# PROBLEM REQUIREMENTS
Go through the records and show each line where the word "Pictures" occurs.

[Dataset records]
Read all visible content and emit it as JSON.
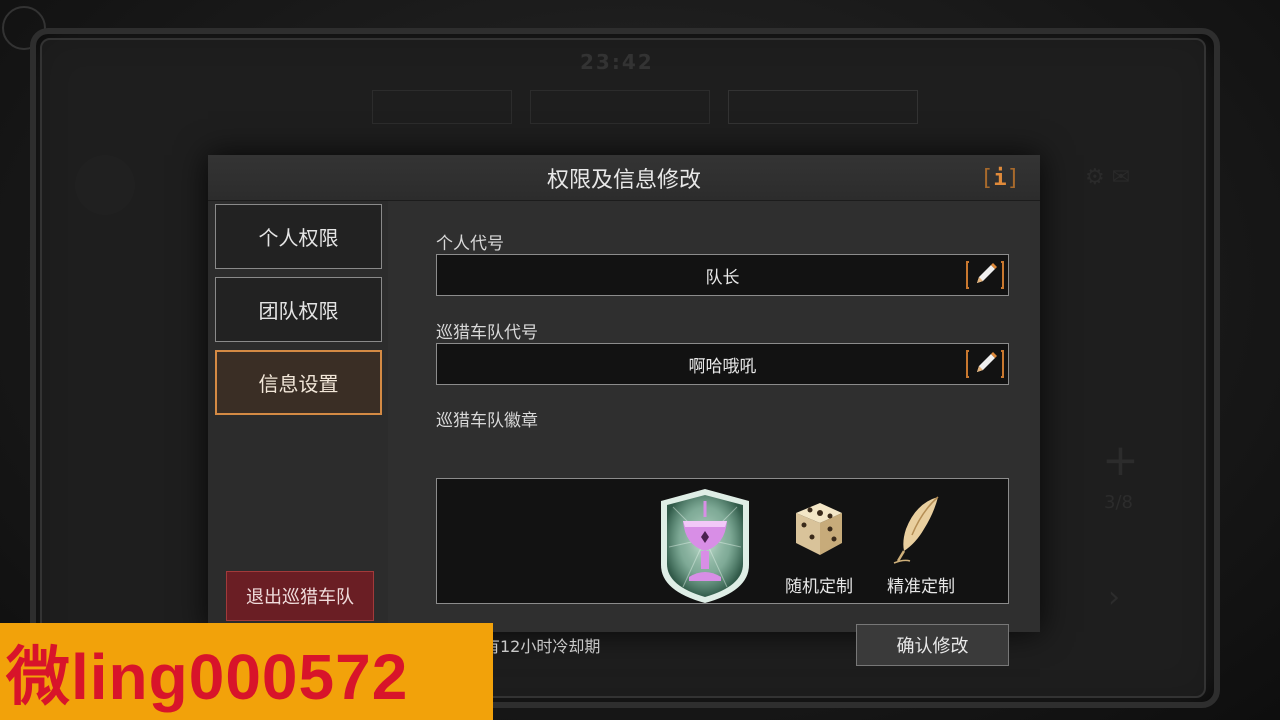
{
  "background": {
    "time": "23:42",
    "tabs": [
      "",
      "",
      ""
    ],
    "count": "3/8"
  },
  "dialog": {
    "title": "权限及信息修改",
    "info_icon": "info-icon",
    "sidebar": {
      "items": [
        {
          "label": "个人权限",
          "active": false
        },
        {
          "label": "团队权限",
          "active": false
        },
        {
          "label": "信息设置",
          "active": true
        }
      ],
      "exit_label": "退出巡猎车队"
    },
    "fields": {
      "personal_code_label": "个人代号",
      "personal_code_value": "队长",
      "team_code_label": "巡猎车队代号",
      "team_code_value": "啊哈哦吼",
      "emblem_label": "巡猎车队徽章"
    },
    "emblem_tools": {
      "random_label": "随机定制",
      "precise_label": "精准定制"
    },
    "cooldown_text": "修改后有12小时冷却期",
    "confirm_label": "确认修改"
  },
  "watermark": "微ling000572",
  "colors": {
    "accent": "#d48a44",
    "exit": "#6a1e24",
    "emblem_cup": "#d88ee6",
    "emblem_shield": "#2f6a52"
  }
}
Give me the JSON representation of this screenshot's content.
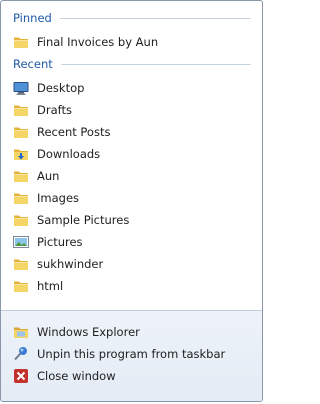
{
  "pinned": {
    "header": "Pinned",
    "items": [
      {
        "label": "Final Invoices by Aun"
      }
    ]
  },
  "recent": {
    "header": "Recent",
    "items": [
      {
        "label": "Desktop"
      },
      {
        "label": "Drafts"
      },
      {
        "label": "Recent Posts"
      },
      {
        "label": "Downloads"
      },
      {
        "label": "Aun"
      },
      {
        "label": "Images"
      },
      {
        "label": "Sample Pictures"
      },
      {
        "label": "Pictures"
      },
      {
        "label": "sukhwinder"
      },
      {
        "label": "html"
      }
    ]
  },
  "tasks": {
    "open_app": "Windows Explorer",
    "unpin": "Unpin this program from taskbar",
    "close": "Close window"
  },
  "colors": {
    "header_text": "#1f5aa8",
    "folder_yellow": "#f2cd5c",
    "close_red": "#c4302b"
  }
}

# FINISHED EXERCISE
        "label": "Sample Pictures"
        "label": "Pictures"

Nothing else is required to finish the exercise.